__Short exercise__:
Write out the entire listing below exactly as it appears, minus any pictures.

==== Data to process

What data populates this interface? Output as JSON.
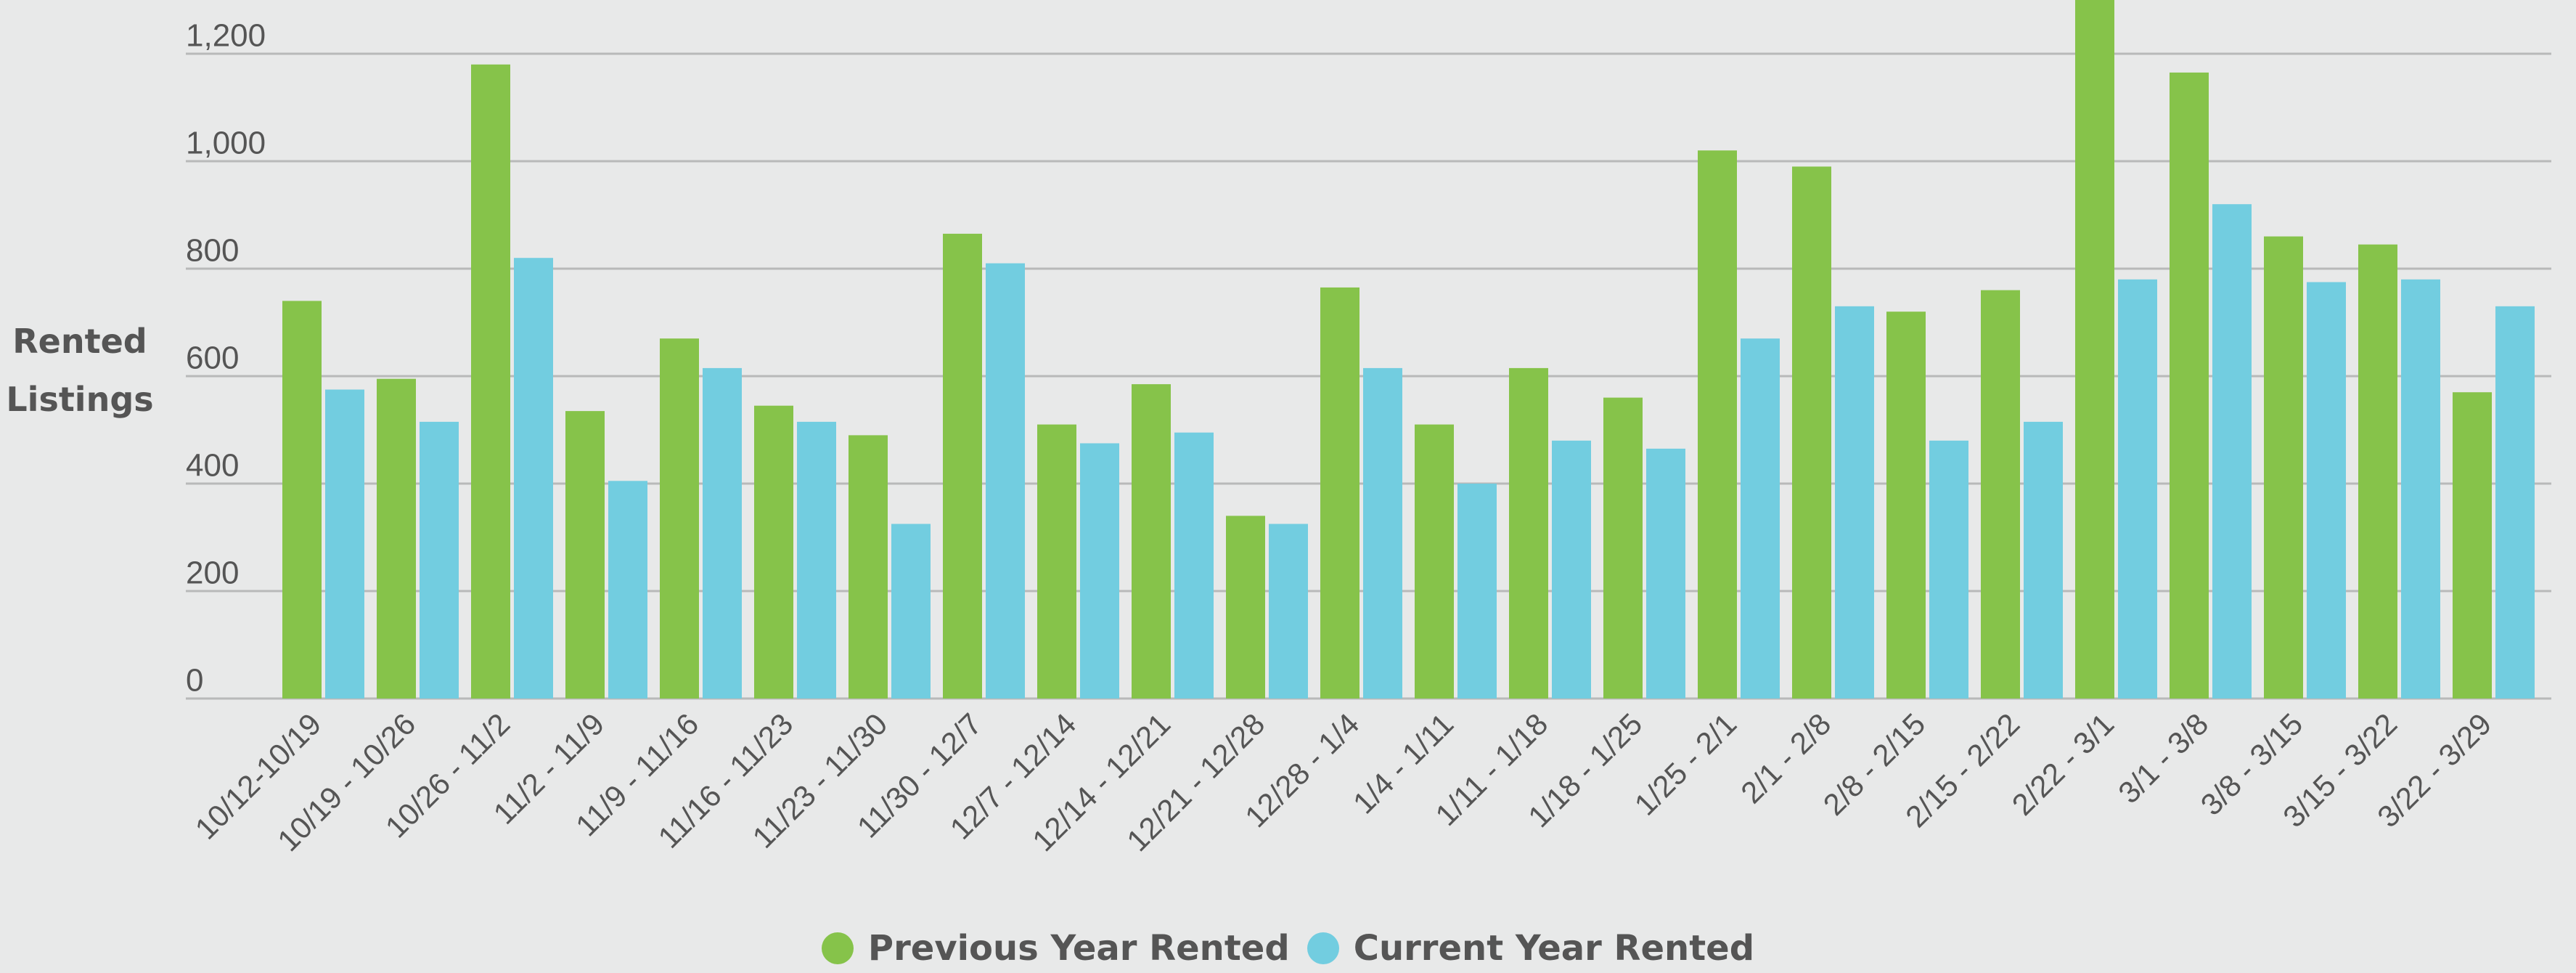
{
  "chart_data": {
    "type": "bar",
    "y_label": "Rented Listings",
    "categories": [
      "10/12-10/19",
      "10/19 - 10/26",
      "10/26 - 11/2",
      "11/2 - 11/9",
      "11/9 - 11/16",
      "11/16 - 11/23",
      "11/23 - 11/30",
      "11/30 - 12/7",
      "12/7 - 12/14",
      "12/14 - 12/21",
      "12/21 - 12/28",
      "12/28 - 1/4",
      "1/4 - 1/11",
      "1/11 - 1/18",
      "1/18 - 1/25",
      "1/25 - 2/1",
      "2/1 - 2/8",
      "2/8 - 2/15",
      "2/15 - 2/22",
      "2/22 - 3/1",
      "3/1 - 3/8",
      "3/8 - 3/15",
      "3/15 - 3/22",
      "3/22 - 3/29"
    ],
    "series": [
      {
        "name": "Previous Year Rented",
        "color": "#86c34a",
        "values": [
          740,
          595,
          1180,
          535,
          670,
          545,
          490,
          865,
          510,
          585,
          340,
          765,
          510,
          615,
          560,
          1020,
          990,
          720,
          760,
          1300,
          1165,
          860,
          845,
          570
        ]
      },
      {
        "name": "Current Year Rented",
        "color": "#72cde0",
        "values": [
          575,
          515,
          820,
          405,
          615,
          515,
          325,
          810,
          475,
          495,
          325,
          615,
          400,
          480,
          465,
          670,
          730,
          480,
          515,
          780,
          920,
          775,
          780,
          730
        ]
      }
    ],
    "ylim": [
      0,
      1300
    ],
    "yticks": [
      0,
      200,
      400,
      600,
      800,
      {
        "value": 1000,
        "label": "1,000"
      },
      {
        "value": 1200,
        "label": "1,200"
      }
    ],
    "grid": true
  }
}
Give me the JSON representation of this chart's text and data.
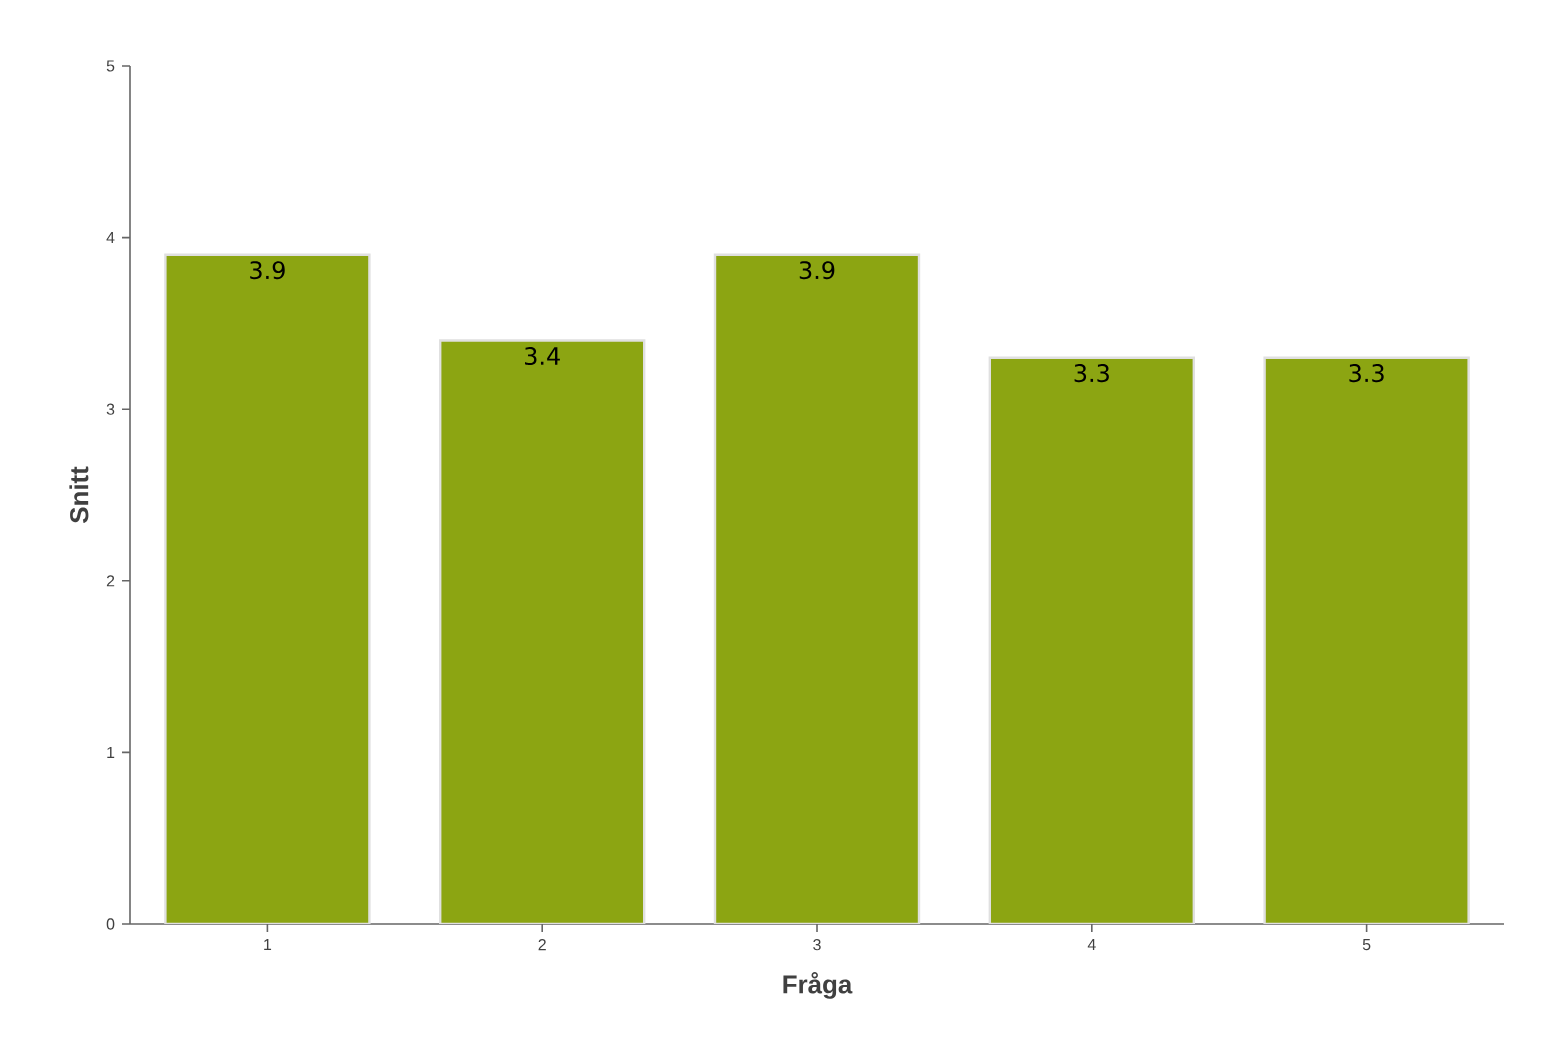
{
  "chart_data": {
    "type": "bar",
    "xlabel": "Fråga",
    "ylabel": "Snitt",
    "categories": [
      "1",
      "2",
      "3",
      "4",
      "5"
    ],
    "values": [
      3.9,
      3.4,
      3.9,
      3.3,
      3.3
    ],
    "color": "#8ca512",
    "ylim": [
      0,
      5
    ],
    "yticks": [
      0,
      1,
      2,
      3,
      4,
      5
    ],
    "data_labels": true
  }
}
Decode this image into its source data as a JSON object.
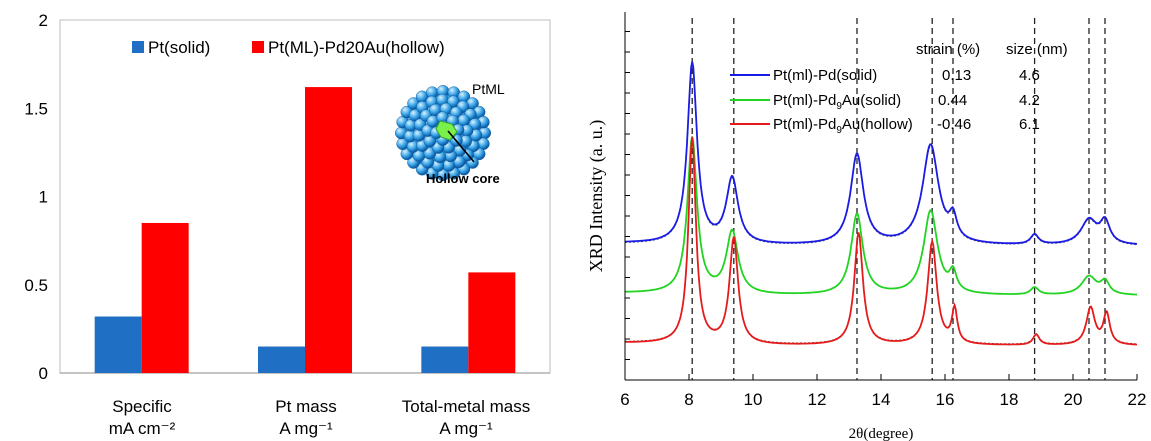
{
  "chart_data": [
    {
      "type": "bar",
      "categories": [
        "Specific",
        "Pt mass",
        "Total-metal mass"
      ],
      "category_units": [
        "mA cm⁻²",
        "A mg⁻¹",
        "A mg⁻¹"
      ],
      "series": [
        {
          "name": "Pt(solid)",
          "color": "#1f6fc5",
          "values": [
            0.32,
            0.15,
            0.15
          ]
        },
        {
          "name": "Pt(ML)-Pd20Au(hollow)",
          "color": "#ff0000",
          "values": [
            0.85,
            1.62,
            0.57
          ]
        }
      ],
      "ylim": [
        0,
        2
      ],
      "yticks": [
        0,
        0.5,
        1,
        1.5,
        2
      ],
      "ytick_labels": [
        "0",
        "0.5",
        "1",
        "1.5",
        "2"
      ],
      "legend_position": "top",
      "grid": false,
      "inset": {
        "label": "PtML",
        "callout": "Hollow core"
      }
    },
    {
      "type": "line",
      "ylabel": "XRD Intensity (a. u.)",
      "xlabel_symbol": "2θ",
      "xlabel_unit": "(degree)",
      "xlim": [
        6,
        22
      ],
      "xticks": [
        6,
        8,
        10,
        12,
        14,
        16,
        18,
        20,
        22
      ],
      "xtick_labels": [
        "6",
        "8",
        "10",
        "12",
        "14",
        "16",
        "18",
        "20",
        "22"
      ],
      "y_ticks_labeled": false,
      "legend_header": {
        "strain": "strain (%)",
        "size": "size (nm)"
      },
      "series": [
        {
          "name_pre": "Pt(ml)-Pd",
          "name_sub": "",
          "name_post": "(solid)",
          "strain": "0.13",
          "size": "4.6",
          "color": "#1b1be6",
          "offset": 2.15,
          "peaks": [
            [
              8.1,
              2.9,
              0.18
            ],
            [
              9.35,
              1.05,
              0.22
            ],
            [
              13.25,
              1.45,
              0.24
            ],
            [
              15.55,
              1.6,
              0.3
            ],
            [
              16.25,
              0.35,
              0.14
            ],
            [
              18.8,
              0.16,
              0.15
            ],
            [
              20.5,
              0.4,
              0.3
            ],
            [
              21.0,
              0.35,
              0.18
            ]
          ]
        },
        {
          "name_pre": "Pt(ml)-Pd",
          "name_sub": "9",
          "name_post": "Au(solid)",
          "strain": "0.44",
          "size": "4.2",
          "color": "#21d421",
          "offset": 1.35,
          "peaks": [
            [
              8.1,
              2.5,
              0.18
            ],
            [
              9.35,
              1.0,
              0.22
            ],
            [
              13.25,
              1.3,
              0.22
            ],
            [
              15.55,
              1.35,
              0.26
            ],
            [
              16.25,
              0.3,
              0.13
            ],
            [
              18.8,
              0.12,
              0.15
            ],
            [
              20.5,
              0.3,
              0.28
            ],
            [
              21.0,
              0.2,
              0.16
            ]
          ]
        },
        {
          "name_pre": "Pt(ml)-Pd",
          "name_sub": "9",
          "name_post": "Au(hollow)",
          "strain": "-0.46",
          "size": "6.1",
          "color": "#e51b1b",
          "offset": 0.55,
          "peaks": [
            [
              8.1,
              3.3,
              0.14
            ],
            [
              9.4,
              1.7,
              0.16
            ],
            [
              13.3,
              1.8,
              0.16
            ],
            [
              15.6,
              1.65,
              0.17
            ],
            [
              16.3,
              0.55,
              0.1
            ],
            [
              18.85,
              0.17,
              0.12
            ],
            [
              20.55,
              0.6,
              0.16
            ],
            [
              21.05,
              0.5,
              0.12
            ]
          ]
        }
      ],
      "reference_lines_x": [
        8.1,
        9.4,
        13.25,
        15.6,
        16.25,
        18.8,
        20.5,
        21.0
      ],
      "grid": false
    }
  ]
}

========

__Response for this exercise__:
What data populates this interface? Output as JSON.
{
  "chart_data": {
    "type": "bar",
    "y_label": "Rented Listings",
    "categories": [
      "10/12-10/19",
      "10/19 - 10/26",
      "10/26 - 11/2",
      "11/2 - 11/9",
      "11/9 - 11/16",
      "11/16 - 11/23",
      "11/23 - 11/30",
      "11/30 - 12/7",
      "12/7 - 12/14",
      "12/14 - 12/21",
      "12/21 - 12/28",
      "12/28 - 1/4",
      "1/4 - 1/11",
      "1/11 - 1/18",
      "1/18 - 1/25",
      "1/25 - 2/1",
      "2/1 - 2/8",
      "2/8 - 2/15",
      "2/15 - 2/22",
      "2/22 - 3/1",
      "3/1 - 3/8",
      "3/8 - 3/15",
      "3/15 - 3/22",
      "3/22 - 3/29"
    ],
    "series": [
      {
        "name": "Previous Year Rented",
        "color": "#86c34a",
        "values": [
          740,
          595,
          1180,
          535,
          670,
          545,
          490,
          865,
          510,
          585,
          340,
          765,
          510,
          615,
          560,
          1020,
          990,
          720,
          760,
          1300,
          1165,
          860,
          845,
          570
        ]
      },
      {
        "name": "Current Year Rented",
        "color": "#72cde0",
        "values": [
          575,
          515,
          820,
          405,
          615,
          515,
          325,
          810,
          475,
          495,
          325,
          615,
          400,
          480,
          465,
          670,
          730,
          480,
          515,
          780,
          920,
          775,
          780,
          730
        ]
      }
    ],
    "ylim": [
      0,
      1300
    ],
    "yticks": [
      0,
      200,
      400,
      600,
      800,
      {
        "value": 1000,
        "label": "1,000"
      },
      {
        "value": 1200,
        "label": "1,200"
      }
    ],
    "grid": true
  }
}
Give me the JSON representation of this chart's text and data.
{
  "chart_data": {
    "type": "bar",
    "xlabel": "Fråga",
    "ylabel": "Snitt",
    "categories": [
      "1",
      "2",
      "3",
      "4",
      "5"
    ],
    "values": [
      3.9,
      3.4,
      3.9,
      3.3,
      3.3
    ],
    "color": "#8ca512",
    "ylim": [
      0,
      5
    ],
    "yticks": [
      0,
      1,
      2,
      3,
      4,
      5
    ],
    "data_labels": true
  }
}
Decode this image into its source data as a JSON object.
{
  "chart_data": [
    {
      "type": "bar",
      "categories": [
        "Specific",
        "Pt mass",
        "Total-metal mass"
      ],
      "category_units": [
        "mA cm⁻²",
        "A mg⁻¹",
        "A mg⁻¹"
      ],
      "series": [
        {
          "name": "Pt(solid)",
          "color": "#1f6fc5",
          "values": [
            0.32,
            0.15,
            0.15
          ]
        },
        {
          "name": "Pt(ML)-Pd20Au(hollow)",
          "color": "#ff0000",
          "values": [
            0.85,
            1.62,
            0.57
          ]
        }
      ],
      "ylim": [
        0,
        2
      ],
      "yticks": [
        0,
        0.5,
        1,
        1.5,
        2
      ],
      "ytick_labels": [
        "0",
        "0.5",
        "1",
        "1.5",
        "2"
      ],
      "legend_position": "top",
      "grid": false,
      "inset": {
        "label": "PtML",
        "callout": "Hollow core"
      }
    },
    {
      "type": "line",
      "ylabel": "XRD Intensity (a. u.)",
      "xlabel_symbol": "2θ",
      "xlabel_unit": "(degree)",
      "xlim": [
        6,
        22
      ],
      "xticks": [
        6,
        8,
        10,
        12,
        14,
        16,
        18,
        20,
        22
      ],
      "xtick_labels": [
        "6",
        "8",
        "10",
        "12",
        "14",
        "16",
        "18",
        "20",
        "22"
      ],
      "y_ticks_labeled": false,
      "legend_header": {
        "strain": "strain (%)",
        "size": "size (nm)"
      },
      "series": [
        {
          "name_pre": "Pt(ml)-Pd",
          "name_sub": "",
          "name_post": "(solid)",
          "strain": "0.13",
          "size": "4.6",
          "color": "#1b1be6",
          "offset": 2.15,
          "peaks": [
            [
              8.1,
              2.9,
              0.18
            ],
            [
              9.35,
              1.05,
              0.22
            ],
            [
              13.25,
              1.45,
              0.24
            ],
            [
              15.55,
              1.6,
              0.3
            ],
            [
              16.25,
              0.35,
              0.14
            ],
            [
              18.8,
              0.16,
              0.15
            ],
            [
              20.5,
              0.4,
              0.3
            ],
            [
              21.0,
              0.35,
              0.18
            ]
          ]
        },
        {
          "name_pre": "Pt(ml)-Pd",
          "name_sub": "9",
          "name_post": "Au(solid)",
          "strain": "0.44",
          "size": "4.2",
          "color": "#21d421",
          "offset": 1.35,
          "peaks": [
            [
              8.1,
              2.5,
              0.18
            ],
            [
              9.35,
              1.0,
              0.22
            ],
            [
              13.25,
              1.3,
              0.22
            ],
            [
              15.55,
              1.35,
              0.26
            ],
            [
              16.25,
              0.3,
              0.13
            ],
            [
              18.8,
              0.12,
              0.15
            ],
            [
              20.5,
              0.3,
              0.28
            ],
            [
              21.0,
              0.2,
              0.16
            ]
          ]
        },
        {
          "name_pre": "Pt(ml)-Pd",
          "name_sub": "9",
          "name_post": "Au(hollow)",
          "strain": "-0.46",
          "size": "6.1",
          "color": "#e51b1b",
          "offset": 0.55,
          "peaks": [
            [
              8.1,
              3.3,
              0.14
            ],
            [
              9.4,
              1.7,
              0.16
            ],
            [
              13.3,
              1.8,
              0.16
            ],
            [
              15.6,
              1.65,
              0.17
            ],
            [
              16.3,
              0.55,
              0.1
            ],
            [
              18.85,
              0.17,
              0.12
            ],
            [
              20.55,
              0.6,
              0.16
            ],
            [
              21.05,
              0.5,
              0.12
            ]
          ]
        }
      ],
      "reference_lines_x": [
        8.1,
        9.4,
        13.25,
        15.6,
        16.25,
        18.8,
        20.5,
        21.0
      ],
      "grid": false
    }
  ]
}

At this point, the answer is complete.